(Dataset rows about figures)
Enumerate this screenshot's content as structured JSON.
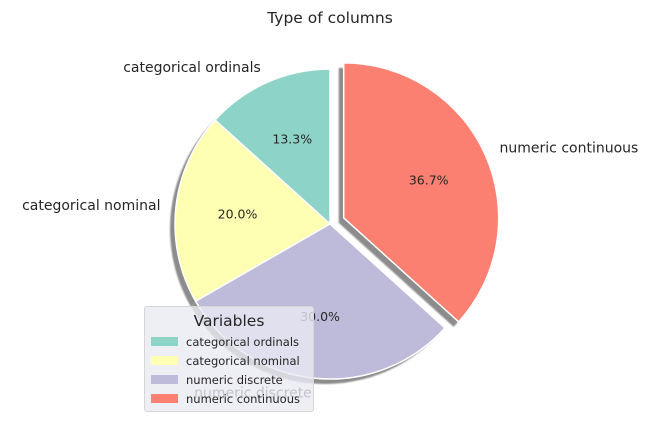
{
  "chart_data": {
    "type": "pie",
    "title": "Type of columns",
    "categories": [
      "categorical ordinals",
      "categorical nominal",
      "numeric discrete",
      "numeric continuous"
    ],
    "values": [
      13.3,
      20.0,
      30.0,
      36.7
    ],
    "percent_labels": [
      "13.3%",
      "20.0%",
      "30.0%",
      "36.7%"
    ],
    "colors": [
      "#8dd3c7",
      "#ffffb3",
      "#bebada",
      "#fb8072"
    ],
    "exploded": [
      false,
      false,
      false,
      true
    ],
    "shadow": true,
    "start_angle": 90,
    "direction": "counterclockwise",
    "legend": {
      "title": "Variables",
      "placement": "lower-left",
      "entries": [
        "categorical ordinals",
        "categorical nominal",
        "numeric discrete",
        "numeric continuous"
      ]
    }
  }
}
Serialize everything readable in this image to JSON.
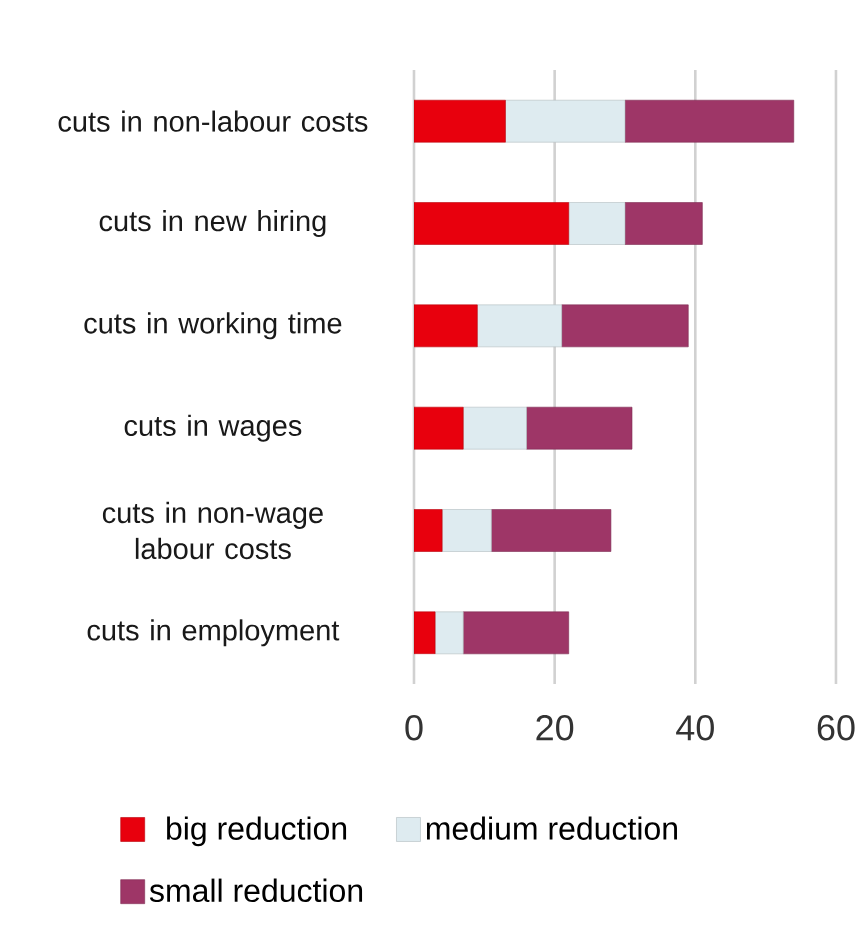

> **Problem to work on**
Write the listing out a second time exactly, dropping all images.

> **Solution to the problem**
Enumerate this screenshot's content as structured JSON.
{
  "chart_data": {
    "type": "pie",
    "title": "Type of columns",
    "categories": [
      "categorical ordinals",
      "categorical nominal",
      "numeric discrete",
      "numeric continuous"
    ],
    "values": [
      13.3,
      20.0,
      30.0,
      36.7
    ],
    "percent_labels": [
      "13.3%",
      "20.0%",
      "30.0%",
      "36.7%"
    ],
    "colors": [
      "#8dd3c7",
      "#ffffb3",
      "#bebada",
      "#fb8072"
    ],
    "exploded": [
      false,
      false,
      false,
      true
    ],
    "shadow": true,
    "start_angle": 90,
    "direction": "counterclockwise",
    "legend": {
      "title": "Variables",
      "placement": "lower-left",
      "entries": [
        "categorical ordinals",
        "categorical nominal",
        "numeric discrete",
        "numeric continuous"
      ]
    }
  }
}
Serialize everything readable in this image to JSON.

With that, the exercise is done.